#### Given request:
Collect every line of the records below that contains the word "межевания".

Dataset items
**********
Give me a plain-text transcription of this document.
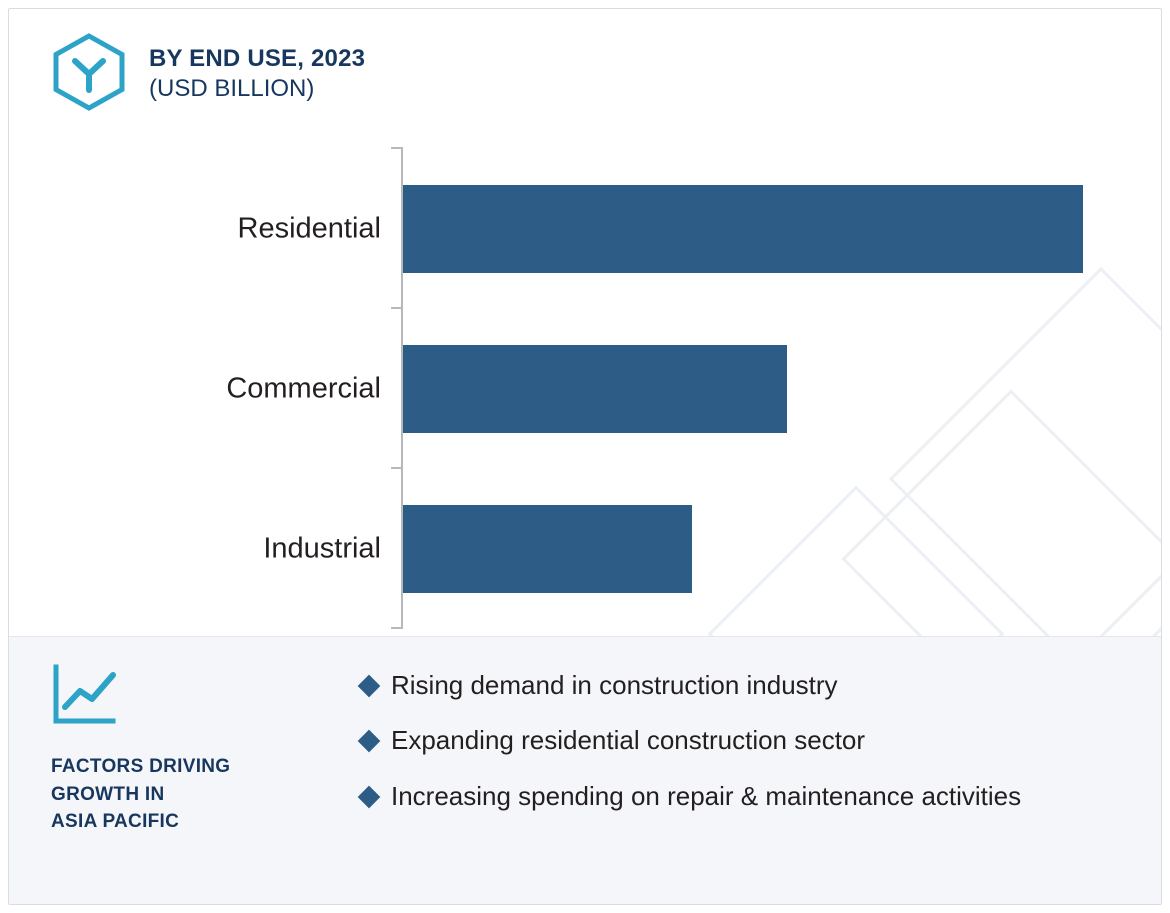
BY END USE, 2023
(USD BILLION)
Residential
Commercial
Industrial
FACTORS DRIVING
GROWTH IN
ASIA PACIFIC
Rising demand in construction industry
Expanding residential construction sector
Increasing spending on repair & maintenance activities
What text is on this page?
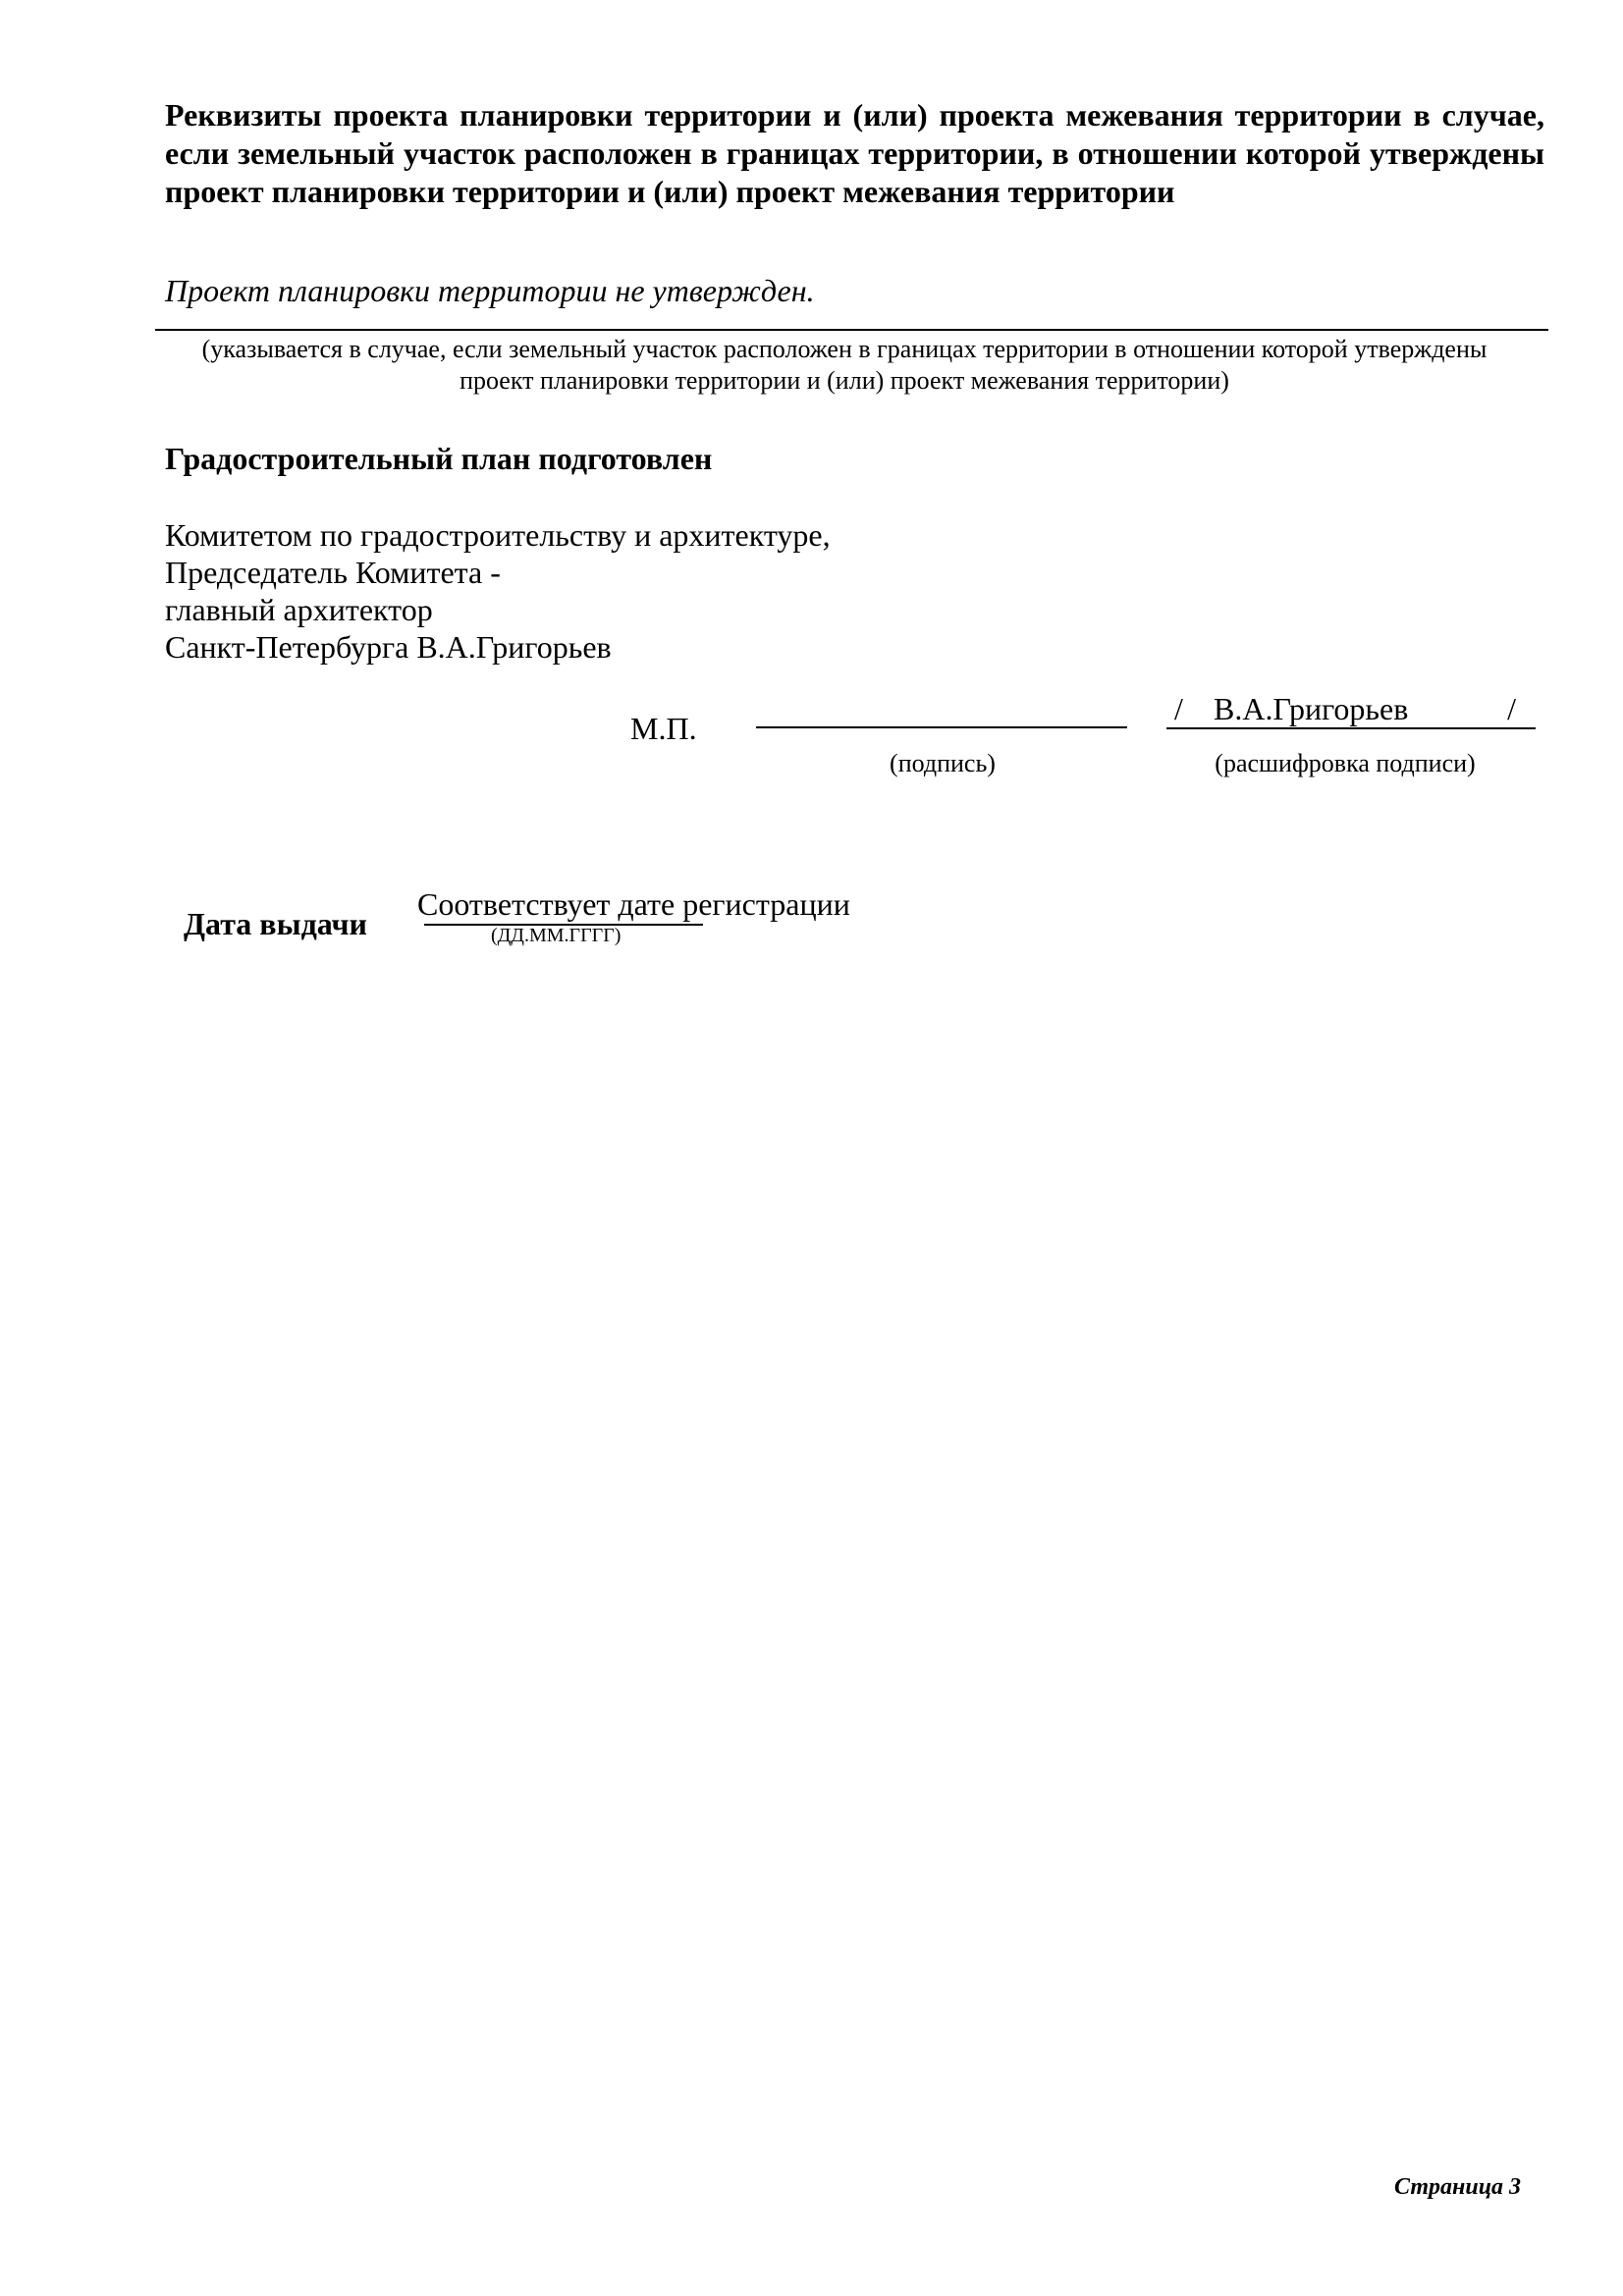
Реквизиты проекта планировки территории и (или) проекта межевания территории в случае, если земельный участок расположен в границах территории, в отношении которой утверждены проект планировки территории и (или) проект межевания территории

Проект планировки территории не утвержден.

(указывается в случае, если земельный участок расположен в границах территории в отношении которой утверждены проект планировки территории и (или) проект межевания территории)

Градостроительный план подготовлен

Комитетом по градостроительству и архитектуре,
Председатель Комитета -
главный архитектор
Санкт-Петербурга В.А.Григорьев
М.П.
(подпись)
/ В.А.Григорьев	/
(расшифровка подписи)
Дата выдачи
Соответствует дате регистрации
(ДД.ММ.ГГГГ)
Страница 3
**********
#### Correct result:
Реквизиты проекта планировки территории и (или) проекта межевания территории в случае, если земельный участок расположен в границах территории, в отношении которой утверждены проект планировки территории и (или) проект межевания территории
(указывается в случае, если земельный участок расположен в границах территории в отношении которой утверждены проект планировки территории и (или) проект межевания территории)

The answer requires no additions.